MATERIAL PROVIDED:
——————————

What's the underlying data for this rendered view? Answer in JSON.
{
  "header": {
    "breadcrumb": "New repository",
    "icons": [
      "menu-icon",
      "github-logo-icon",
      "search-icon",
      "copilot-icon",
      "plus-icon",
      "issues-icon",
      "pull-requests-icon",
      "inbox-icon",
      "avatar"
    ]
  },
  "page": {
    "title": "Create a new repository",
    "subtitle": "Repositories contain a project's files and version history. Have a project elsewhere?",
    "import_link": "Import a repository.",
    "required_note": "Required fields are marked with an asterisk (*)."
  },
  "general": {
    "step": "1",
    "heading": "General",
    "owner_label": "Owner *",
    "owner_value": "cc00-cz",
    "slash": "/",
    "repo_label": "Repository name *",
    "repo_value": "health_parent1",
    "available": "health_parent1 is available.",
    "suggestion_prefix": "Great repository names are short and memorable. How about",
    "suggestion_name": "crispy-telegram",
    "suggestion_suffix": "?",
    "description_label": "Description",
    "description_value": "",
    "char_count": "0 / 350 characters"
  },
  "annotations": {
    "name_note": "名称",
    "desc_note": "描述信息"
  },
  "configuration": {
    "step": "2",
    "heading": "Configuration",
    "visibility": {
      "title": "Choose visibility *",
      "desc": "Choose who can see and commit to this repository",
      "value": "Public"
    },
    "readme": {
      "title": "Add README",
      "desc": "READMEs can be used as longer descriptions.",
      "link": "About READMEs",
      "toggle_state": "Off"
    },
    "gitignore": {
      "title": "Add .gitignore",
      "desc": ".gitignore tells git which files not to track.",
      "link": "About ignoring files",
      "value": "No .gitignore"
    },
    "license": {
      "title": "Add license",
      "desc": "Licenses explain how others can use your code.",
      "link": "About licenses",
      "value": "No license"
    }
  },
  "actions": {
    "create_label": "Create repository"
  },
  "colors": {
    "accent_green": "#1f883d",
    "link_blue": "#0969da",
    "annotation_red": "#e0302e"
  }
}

——————————

EXERCISE DIRECTIONS: Spot every line that holds "gitignore" and copy it.

FINAL ANSWER:
    "gitignore": {
      "title": "Add .gitignore",
      "desc": ".gitignore tells git which files not to track.",
      "value": "No .gitignore"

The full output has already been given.